Report the count of lines below in which the string "INFORMÁTICA" occurs; include nothing else.

═════ TASK MATERIAL ═════

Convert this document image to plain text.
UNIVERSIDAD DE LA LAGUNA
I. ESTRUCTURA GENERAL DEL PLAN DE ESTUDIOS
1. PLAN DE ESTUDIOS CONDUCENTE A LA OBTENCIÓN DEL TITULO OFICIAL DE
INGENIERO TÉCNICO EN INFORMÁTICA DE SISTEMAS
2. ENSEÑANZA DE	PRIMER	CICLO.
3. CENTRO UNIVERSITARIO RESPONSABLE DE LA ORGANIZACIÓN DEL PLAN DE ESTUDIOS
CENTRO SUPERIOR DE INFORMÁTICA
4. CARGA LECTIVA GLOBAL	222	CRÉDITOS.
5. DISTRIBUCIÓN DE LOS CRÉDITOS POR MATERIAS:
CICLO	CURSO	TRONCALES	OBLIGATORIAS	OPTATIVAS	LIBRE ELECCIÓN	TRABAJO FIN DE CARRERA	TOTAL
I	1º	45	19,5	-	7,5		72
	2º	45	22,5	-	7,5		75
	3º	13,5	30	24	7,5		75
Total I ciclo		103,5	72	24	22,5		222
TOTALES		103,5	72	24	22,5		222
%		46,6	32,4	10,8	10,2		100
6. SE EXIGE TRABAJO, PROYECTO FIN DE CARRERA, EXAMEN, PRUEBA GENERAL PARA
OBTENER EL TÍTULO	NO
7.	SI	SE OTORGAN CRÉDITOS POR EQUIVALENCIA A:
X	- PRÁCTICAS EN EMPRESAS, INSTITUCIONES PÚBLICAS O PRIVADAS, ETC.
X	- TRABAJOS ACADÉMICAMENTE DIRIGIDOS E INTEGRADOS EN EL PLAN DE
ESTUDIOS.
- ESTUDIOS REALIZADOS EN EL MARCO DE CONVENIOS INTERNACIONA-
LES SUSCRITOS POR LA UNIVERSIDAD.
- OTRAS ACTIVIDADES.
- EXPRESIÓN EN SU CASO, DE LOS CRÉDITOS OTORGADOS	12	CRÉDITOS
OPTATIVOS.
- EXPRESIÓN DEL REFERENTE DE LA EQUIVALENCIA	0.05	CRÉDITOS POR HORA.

═════
═════ TASK MATERIAL ═════

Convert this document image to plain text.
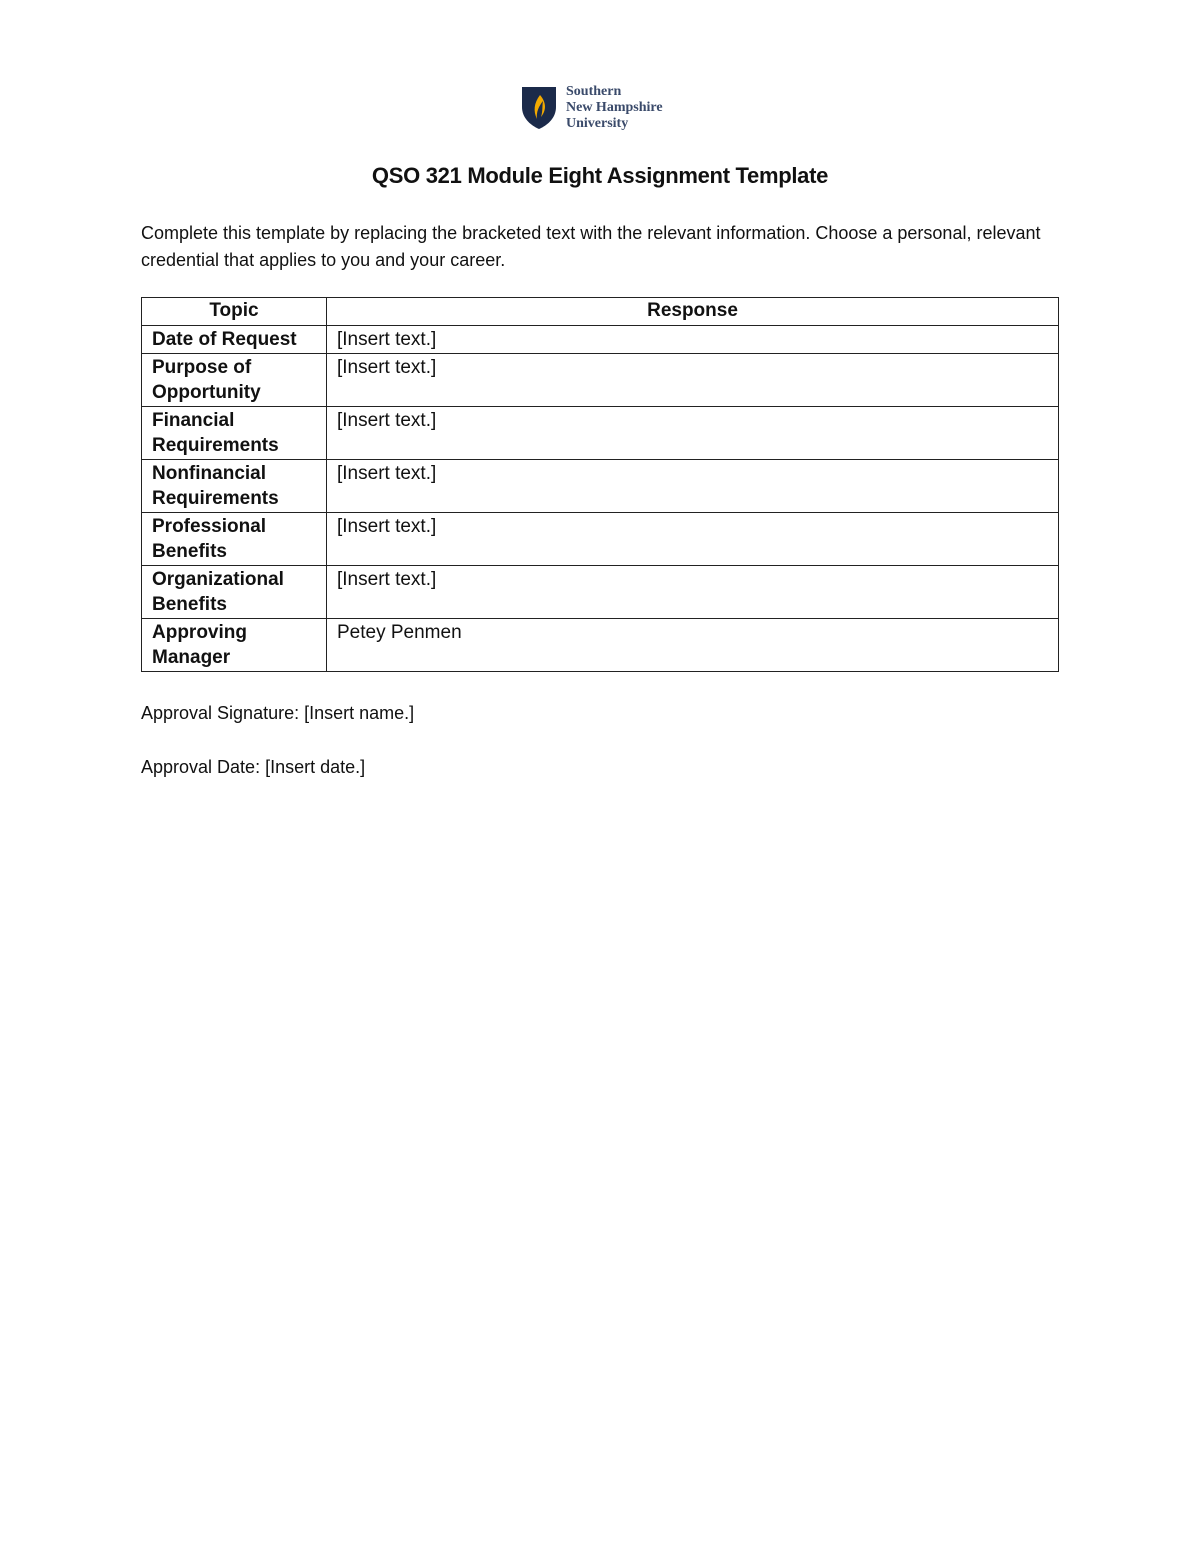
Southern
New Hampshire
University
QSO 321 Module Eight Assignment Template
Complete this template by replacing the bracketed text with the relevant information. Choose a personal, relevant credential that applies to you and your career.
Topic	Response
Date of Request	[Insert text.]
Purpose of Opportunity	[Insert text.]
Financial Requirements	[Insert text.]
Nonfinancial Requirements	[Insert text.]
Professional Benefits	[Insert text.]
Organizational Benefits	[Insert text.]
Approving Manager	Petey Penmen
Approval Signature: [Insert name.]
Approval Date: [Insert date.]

═════
═════ TASK MATERIAL ═════

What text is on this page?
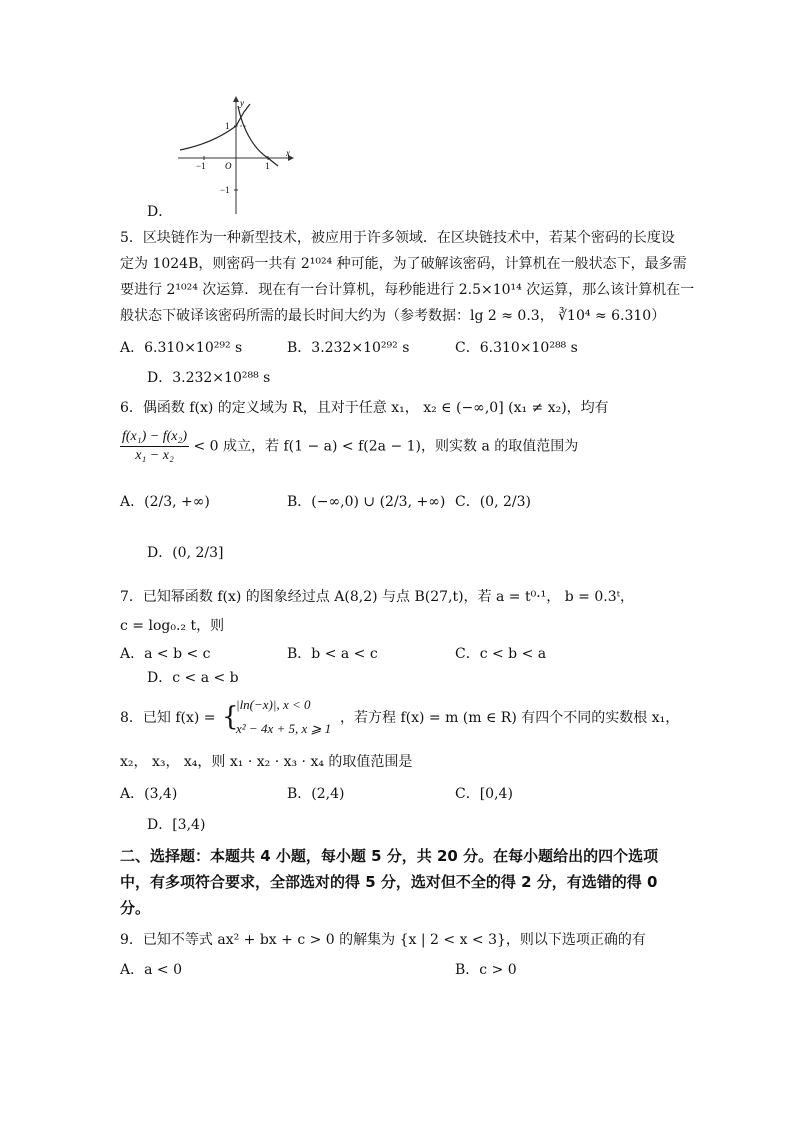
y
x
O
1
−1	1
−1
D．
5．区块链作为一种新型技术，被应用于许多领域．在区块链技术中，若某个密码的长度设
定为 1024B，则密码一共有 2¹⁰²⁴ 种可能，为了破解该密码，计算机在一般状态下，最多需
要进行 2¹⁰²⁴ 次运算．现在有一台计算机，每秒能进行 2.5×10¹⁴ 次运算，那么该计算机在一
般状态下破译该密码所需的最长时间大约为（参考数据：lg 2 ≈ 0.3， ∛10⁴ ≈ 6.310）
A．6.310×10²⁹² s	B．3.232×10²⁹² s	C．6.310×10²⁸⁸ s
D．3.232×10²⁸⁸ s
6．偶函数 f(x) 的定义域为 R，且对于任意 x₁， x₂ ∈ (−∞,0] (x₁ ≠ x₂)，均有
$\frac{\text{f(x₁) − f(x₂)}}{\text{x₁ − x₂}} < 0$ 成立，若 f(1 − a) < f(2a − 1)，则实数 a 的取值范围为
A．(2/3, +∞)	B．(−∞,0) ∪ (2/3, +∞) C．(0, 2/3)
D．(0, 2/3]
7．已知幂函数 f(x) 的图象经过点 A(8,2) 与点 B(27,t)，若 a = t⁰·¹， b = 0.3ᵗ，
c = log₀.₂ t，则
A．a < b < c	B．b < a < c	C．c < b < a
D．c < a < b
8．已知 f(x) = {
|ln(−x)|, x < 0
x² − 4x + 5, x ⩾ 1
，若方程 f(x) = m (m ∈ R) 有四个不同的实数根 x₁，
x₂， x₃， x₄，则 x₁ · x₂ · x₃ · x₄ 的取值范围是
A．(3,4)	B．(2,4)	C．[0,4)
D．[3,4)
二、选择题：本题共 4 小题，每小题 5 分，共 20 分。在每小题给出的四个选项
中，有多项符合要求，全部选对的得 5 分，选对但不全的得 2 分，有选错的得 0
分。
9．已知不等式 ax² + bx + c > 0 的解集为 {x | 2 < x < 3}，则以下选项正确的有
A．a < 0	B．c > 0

═════

## RESULT FOR THIS EXERCISE
2